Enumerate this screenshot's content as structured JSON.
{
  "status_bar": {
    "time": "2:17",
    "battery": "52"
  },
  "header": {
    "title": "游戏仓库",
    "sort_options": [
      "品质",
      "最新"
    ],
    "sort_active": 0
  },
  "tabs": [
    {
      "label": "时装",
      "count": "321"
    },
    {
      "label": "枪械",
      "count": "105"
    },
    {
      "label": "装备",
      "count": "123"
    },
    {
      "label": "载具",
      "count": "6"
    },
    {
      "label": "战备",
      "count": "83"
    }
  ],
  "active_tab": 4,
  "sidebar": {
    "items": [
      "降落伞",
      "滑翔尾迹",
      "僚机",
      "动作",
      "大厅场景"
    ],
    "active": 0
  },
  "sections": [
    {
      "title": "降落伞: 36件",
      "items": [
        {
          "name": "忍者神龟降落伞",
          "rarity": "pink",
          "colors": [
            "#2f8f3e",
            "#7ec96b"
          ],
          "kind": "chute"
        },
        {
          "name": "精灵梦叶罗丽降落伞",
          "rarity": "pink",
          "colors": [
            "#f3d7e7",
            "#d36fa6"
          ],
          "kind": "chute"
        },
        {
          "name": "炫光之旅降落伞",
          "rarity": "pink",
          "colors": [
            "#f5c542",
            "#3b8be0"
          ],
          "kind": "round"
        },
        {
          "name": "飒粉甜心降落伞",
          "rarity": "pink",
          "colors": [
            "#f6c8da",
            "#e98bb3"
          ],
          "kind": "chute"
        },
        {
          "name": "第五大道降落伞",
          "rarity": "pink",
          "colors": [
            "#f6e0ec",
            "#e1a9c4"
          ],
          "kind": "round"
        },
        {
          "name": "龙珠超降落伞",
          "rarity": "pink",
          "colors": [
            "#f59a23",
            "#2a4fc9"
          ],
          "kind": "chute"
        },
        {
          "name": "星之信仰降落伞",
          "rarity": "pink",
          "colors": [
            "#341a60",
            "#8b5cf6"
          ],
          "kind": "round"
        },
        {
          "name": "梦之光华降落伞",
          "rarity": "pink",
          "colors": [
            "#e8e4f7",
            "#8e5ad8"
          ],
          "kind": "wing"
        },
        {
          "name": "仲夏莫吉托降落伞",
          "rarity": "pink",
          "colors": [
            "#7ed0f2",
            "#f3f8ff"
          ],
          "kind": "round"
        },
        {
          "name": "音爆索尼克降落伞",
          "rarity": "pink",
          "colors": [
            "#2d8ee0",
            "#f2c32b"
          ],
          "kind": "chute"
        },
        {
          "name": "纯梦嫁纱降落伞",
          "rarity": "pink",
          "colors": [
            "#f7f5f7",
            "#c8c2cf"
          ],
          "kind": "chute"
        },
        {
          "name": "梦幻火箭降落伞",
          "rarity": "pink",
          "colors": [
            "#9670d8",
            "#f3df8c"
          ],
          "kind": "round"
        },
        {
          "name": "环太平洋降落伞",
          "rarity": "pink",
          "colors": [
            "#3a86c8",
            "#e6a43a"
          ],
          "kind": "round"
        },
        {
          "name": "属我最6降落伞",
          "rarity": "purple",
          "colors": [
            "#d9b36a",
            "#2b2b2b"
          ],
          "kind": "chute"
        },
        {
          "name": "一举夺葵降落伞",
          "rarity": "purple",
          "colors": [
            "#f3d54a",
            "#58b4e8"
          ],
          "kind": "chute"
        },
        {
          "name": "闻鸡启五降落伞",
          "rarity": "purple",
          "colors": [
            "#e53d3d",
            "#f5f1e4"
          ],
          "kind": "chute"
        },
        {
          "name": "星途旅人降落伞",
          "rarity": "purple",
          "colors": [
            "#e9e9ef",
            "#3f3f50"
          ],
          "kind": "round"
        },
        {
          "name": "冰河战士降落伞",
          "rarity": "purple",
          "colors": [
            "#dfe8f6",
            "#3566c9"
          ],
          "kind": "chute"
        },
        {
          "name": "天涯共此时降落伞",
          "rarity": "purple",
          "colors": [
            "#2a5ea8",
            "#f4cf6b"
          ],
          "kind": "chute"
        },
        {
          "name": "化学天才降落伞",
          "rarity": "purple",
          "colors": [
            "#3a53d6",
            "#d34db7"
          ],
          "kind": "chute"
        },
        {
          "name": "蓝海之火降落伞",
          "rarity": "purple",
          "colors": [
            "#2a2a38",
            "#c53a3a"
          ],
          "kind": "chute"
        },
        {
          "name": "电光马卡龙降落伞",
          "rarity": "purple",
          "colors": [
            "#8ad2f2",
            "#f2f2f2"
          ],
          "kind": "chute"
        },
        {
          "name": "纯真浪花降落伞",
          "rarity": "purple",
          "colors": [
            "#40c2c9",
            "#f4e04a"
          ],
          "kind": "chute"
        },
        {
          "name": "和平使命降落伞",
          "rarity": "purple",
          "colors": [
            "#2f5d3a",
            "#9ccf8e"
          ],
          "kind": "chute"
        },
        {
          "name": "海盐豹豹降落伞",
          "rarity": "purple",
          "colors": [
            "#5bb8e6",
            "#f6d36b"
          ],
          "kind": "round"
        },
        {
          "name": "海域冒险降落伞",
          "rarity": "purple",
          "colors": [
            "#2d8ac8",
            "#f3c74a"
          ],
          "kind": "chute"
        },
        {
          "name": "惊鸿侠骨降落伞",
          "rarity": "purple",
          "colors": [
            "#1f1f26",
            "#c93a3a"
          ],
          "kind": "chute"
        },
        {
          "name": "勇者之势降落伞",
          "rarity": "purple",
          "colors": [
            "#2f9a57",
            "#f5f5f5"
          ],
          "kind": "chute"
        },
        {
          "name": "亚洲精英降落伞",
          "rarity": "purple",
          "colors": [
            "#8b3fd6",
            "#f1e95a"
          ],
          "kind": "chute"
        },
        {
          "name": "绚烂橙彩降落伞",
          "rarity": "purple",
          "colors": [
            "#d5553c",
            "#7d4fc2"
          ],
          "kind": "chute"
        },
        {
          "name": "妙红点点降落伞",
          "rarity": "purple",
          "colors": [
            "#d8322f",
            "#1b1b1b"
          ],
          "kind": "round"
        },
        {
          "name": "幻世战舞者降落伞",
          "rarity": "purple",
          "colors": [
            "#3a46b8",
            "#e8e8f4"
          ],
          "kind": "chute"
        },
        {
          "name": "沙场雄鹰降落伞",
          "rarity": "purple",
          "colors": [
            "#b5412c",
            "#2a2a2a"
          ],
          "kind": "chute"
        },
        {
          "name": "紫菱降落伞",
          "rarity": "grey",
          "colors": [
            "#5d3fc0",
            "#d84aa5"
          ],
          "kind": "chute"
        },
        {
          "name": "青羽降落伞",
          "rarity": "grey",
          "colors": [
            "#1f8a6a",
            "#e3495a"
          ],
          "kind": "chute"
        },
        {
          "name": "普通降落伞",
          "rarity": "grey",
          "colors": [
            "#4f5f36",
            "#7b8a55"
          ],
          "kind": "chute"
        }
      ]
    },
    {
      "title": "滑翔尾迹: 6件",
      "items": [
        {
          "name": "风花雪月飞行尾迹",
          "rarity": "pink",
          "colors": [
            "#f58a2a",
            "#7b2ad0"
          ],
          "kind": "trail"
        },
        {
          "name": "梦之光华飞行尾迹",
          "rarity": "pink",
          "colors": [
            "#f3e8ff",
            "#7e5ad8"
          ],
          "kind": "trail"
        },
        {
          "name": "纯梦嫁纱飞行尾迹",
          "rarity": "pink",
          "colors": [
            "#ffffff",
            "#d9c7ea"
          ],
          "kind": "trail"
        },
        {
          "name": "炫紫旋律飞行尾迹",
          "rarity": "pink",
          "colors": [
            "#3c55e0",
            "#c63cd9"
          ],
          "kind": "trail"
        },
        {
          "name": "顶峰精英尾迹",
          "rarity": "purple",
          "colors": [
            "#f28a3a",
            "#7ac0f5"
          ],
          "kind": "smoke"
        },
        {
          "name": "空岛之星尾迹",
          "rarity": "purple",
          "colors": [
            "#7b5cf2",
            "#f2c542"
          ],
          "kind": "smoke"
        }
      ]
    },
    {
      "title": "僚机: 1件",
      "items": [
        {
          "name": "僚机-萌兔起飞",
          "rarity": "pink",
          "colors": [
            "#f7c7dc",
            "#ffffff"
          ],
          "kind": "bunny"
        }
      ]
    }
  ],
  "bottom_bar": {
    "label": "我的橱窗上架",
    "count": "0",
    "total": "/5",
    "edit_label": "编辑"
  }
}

### Exercise
Gather all lines from the listing above in which "title" occurs.

### Problem solution
    "title": "游戏仓库",
      "title": "降落伞: 36件",
      "title": "滑翔尾迹: 6件",
      "title": "僚机: 1件",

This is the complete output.